= Stated task 1 =
Transcribe the rows verbatim, starting with the first line of the rows and ending with the line that contains "product-price: 29,800원 xyxy=(266,491,338,509)".

= Excerpted text =

· · ·

RASEI (pronounced RAY-see) is a joint institute between the University of Colorado Boulder (CU-Boulder) and the National Renewable Energy Laboratory (NREL); located in Boulder, Colorado. The institute's functions are to address complex energy problems through a multidisciplinary and multi-institutional approach. It provides expedited solutions to transform energy by applying renewable energy science, engineering and analysis through research, education and industry partnerships.

RASEI's Goals

 Create an Integrated Energy Campus: To create a world-leading venue for energy research and education that benefits from the concentration of academic institutions, federal research laboratories and businesses involved in the green economy along Colorado’s Front Range.

 Perform Innovative Research: To develop a comprehensive and multidisciplinary approach to research that meets the scientific and institutional energy challenges of the 21st century.

 Educate Energy Leaders and Workforce: Provide programs, lectures and opportunities that prepare students to become the energy leaders of the future.

 Develop Industry Partnerships: To engage industry partners in comprehensive programs involving energy research, education, policy and technology development.

· · ·

= Stated task 2 =
According to the text about RASEI, which two institutions run it as a joint institute?

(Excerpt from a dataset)

· · ·

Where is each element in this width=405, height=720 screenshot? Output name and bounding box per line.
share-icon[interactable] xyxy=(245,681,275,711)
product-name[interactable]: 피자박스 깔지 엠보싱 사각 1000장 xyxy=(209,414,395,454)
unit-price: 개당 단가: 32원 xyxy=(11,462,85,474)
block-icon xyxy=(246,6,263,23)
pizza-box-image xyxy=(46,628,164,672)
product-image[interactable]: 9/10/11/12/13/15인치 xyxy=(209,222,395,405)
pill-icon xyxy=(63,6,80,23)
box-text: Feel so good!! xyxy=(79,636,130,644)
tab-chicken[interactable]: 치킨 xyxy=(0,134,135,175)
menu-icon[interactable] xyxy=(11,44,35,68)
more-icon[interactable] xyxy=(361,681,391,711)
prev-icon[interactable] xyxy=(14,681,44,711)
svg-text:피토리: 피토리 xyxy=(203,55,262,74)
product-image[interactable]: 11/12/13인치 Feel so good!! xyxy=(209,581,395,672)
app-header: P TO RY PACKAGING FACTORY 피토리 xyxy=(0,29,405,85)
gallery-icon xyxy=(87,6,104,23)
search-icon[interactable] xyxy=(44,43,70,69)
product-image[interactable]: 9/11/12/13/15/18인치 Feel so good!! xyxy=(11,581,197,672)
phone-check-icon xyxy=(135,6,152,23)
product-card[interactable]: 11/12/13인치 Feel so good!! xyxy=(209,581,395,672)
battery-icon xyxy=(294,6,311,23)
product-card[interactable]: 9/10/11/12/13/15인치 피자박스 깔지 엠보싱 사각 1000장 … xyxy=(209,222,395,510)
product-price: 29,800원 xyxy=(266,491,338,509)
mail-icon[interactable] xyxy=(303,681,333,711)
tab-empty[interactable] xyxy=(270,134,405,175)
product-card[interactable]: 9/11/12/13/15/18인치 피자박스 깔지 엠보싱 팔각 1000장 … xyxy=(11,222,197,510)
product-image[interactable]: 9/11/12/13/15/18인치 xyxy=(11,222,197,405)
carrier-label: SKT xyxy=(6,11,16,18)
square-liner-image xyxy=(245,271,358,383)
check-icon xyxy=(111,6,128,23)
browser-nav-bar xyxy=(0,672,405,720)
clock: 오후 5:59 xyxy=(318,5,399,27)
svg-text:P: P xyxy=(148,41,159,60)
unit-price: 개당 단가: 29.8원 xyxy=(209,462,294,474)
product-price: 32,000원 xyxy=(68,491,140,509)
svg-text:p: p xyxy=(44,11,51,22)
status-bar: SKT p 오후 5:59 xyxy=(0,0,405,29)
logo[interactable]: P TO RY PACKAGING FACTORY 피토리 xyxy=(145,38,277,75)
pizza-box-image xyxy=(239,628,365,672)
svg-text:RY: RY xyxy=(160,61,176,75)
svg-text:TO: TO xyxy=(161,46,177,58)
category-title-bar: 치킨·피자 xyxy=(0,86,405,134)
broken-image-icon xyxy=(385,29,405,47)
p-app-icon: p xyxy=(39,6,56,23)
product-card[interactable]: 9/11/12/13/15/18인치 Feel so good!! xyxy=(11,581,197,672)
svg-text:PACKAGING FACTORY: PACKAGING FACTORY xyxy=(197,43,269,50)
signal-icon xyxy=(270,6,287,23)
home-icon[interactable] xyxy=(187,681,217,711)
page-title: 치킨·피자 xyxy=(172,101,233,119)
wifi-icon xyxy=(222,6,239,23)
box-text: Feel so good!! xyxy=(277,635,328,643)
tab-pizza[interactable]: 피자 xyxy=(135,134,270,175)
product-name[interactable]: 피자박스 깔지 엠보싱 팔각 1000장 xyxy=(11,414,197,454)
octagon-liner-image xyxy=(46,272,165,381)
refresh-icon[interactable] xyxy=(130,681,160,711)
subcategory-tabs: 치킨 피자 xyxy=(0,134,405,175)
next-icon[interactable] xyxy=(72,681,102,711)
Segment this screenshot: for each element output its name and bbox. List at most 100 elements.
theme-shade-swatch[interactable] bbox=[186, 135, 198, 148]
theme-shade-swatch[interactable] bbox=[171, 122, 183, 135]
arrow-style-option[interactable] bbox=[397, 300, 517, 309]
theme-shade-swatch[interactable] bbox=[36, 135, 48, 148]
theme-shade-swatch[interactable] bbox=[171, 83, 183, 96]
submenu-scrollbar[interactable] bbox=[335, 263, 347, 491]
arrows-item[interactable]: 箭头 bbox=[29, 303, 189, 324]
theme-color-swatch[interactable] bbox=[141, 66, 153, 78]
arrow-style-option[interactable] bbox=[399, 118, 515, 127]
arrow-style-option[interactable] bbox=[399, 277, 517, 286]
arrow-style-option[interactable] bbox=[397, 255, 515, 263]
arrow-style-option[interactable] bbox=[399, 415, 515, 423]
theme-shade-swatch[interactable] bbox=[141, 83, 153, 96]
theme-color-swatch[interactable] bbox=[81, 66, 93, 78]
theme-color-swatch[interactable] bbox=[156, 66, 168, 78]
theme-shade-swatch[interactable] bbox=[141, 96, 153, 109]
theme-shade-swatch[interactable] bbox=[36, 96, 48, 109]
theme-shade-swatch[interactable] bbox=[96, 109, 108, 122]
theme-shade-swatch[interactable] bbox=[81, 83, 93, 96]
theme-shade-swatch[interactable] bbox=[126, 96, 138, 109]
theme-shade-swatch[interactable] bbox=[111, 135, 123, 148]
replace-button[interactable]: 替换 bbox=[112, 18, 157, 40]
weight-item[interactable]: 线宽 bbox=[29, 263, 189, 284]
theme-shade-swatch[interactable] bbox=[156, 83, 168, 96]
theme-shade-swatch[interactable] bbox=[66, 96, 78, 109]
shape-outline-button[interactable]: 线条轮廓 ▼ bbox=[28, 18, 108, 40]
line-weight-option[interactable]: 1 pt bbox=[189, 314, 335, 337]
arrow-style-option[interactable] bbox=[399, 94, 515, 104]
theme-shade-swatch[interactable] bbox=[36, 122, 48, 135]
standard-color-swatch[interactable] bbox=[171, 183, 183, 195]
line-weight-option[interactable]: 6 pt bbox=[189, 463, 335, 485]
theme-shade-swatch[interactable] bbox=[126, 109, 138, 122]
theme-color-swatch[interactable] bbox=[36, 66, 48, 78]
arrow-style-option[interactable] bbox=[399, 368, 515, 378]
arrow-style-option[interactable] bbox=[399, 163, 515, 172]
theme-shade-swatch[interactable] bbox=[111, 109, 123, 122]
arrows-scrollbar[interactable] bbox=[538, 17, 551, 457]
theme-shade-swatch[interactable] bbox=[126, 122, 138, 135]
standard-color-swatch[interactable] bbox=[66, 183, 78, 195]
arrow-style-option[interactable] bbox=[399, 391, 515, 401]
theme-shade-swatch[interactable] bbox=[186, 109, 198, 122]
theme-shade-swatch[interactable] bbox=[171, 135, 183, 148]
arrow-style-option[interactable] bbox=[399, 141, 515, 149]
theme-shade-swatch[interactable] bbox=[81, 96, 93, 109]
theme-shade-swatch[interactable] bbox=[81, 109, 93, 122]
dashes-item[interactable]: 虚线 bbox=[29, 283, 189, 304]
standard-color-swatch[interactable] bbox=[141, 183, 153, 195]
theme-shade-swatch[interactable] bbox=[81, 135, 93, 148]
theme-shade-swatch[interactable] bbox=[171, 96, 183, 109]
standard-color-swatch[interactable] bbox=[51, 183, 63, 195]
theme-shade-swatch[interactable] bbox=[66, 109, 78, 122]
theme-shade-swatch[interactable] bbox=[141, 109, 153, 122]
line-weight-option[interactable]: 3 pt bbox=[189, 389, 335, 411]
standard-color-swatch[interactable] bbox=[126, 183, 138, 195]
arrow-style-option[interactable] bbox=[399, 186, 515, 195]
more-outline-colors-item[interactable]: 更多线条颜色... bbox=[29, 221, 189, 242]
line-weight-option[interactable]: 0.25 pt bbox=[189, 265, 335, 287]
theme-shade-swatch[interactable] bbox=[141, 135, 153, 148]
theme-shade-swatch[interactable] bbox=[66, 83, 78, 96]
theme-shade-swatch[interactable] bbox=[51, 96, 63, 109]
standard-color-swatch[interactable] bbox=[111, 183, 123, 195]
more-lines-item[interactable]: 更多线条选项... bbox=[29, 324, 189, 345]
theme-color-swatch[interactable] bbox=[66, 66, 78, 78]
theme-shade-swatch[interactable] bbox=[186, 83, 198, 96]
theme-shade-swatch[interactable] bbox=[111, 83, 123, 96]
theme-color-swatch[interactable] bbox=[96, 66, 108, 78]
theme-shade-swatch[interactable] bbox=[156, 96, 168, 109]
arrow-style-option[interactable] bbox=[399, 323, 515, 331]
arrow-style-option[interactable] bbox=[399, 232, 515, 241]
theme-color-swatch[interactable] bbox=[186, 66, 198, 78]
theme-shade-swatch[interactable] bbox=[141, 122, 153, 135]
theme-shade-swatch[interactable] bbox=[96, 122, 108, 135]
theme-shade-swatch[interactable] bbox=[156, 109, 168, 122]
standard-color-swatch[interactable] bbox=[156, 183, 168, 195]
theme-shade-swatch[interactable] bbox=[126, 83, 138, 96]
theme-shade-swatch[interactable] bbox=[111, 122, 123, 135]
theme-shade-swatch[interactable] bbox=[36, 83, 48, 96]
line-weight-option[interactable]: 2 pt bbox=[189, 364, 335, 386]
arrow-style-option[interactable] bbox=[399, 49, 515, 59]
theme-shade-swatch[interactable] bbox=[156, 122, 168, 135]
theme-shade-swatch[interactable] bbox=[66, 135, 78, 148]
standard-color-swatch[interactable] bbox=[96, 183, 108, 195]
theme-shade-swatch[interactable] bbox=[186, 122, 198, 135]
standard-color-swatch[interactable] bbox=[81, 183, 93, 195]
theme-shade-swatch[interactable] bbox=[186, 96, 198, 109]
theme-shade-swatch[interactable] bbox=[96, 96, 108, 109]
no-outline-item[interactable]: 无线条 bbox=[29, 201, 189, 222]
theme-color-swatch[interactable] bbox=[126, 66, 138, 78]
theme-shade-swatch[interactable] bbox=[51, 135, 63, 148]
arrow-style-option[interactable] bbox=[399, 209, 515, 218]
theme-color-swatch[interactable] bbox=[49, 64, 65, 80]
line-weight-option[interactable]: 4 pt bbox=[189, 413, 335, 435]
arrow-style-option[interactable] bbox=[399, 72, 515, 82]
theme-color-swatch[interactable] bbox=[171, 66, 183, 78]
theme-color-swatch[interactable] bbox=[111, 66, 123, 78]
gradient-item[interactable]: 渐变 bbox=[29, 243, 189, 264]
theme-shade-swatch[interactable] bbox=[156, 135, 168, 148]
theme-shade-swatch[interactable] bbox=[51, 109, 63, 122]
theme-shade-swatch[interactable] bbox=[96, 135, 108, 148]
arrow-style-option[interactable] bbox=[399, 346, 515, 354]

· · ·

= Correct output 1 =
Where is each element in this width=405, height=720 screenshot? Output name and bounding box per line.
share-icon[interactable] xyxy=(245,681,275,711)
product-name[interactable]: 피자박스 깔지 엠보싱 사각 1000장 xyxy=(209,414,395,454)
unit-price: 개당 단가: 32원 xyxy=(11,462,85,474)
block-icon xyxy=(246,6,263,23)
pizza-box-image xyxy=(46,628,164,672)
product-image[interactable]: 9/10/11/12/13/15인치 xyxy=(209,222,395,405)
pill-icon xyxy=(63,6,80,23)
box-text: Feel so good!! xyxy=(79,636,130,644)
tab-chicken[interactable]: 치킨 xyxy=(0,134,135,175)
menu-icon[interactable] xyxy=(11,44,35,68)
more-icon[interactable] xyxy=(361,681,391,711)
prev-icon[interactable] xyxy=(14,681,44,711)
svg-text:피토리: 피토리 xyxy=(203,55,262,74)
product-image[interactable]: 11/12/13인치 Feel so good!! xyxy=(209,581,395,672)
app-header: P TO RY PACKAGING FACTORY 피토리 xyxy=(0,29,405,85)
gallery-icon xyxy=(87,6,104,23)
search-icon[interactable] xyxy=(44,43,70,69)
product-image[interactable]: 9/11/12/13/15/18인치 Feel so good!! xyxy=(11,581,197,672)
phone-check-icon xyxy=(135,6,152,23)
product-card[interactable]: 11/12/13인치 Feel so good!! xyxy=(209,581,395,672)
battery-icon xyxy=(294,6,311,23)
product-card[interactable]: 9/10/11/12/13/15인치 피자박스 깔지 엠보싱 사각 1000장 … xyxy=(209,222,395,510)
product-price: 29,800원 xyxy=(266,491,338,509)

= Correct output 2 =
The University of Colorado Boulder (CU-Boulder) and the National Renewable Energy Laboratory (NREL).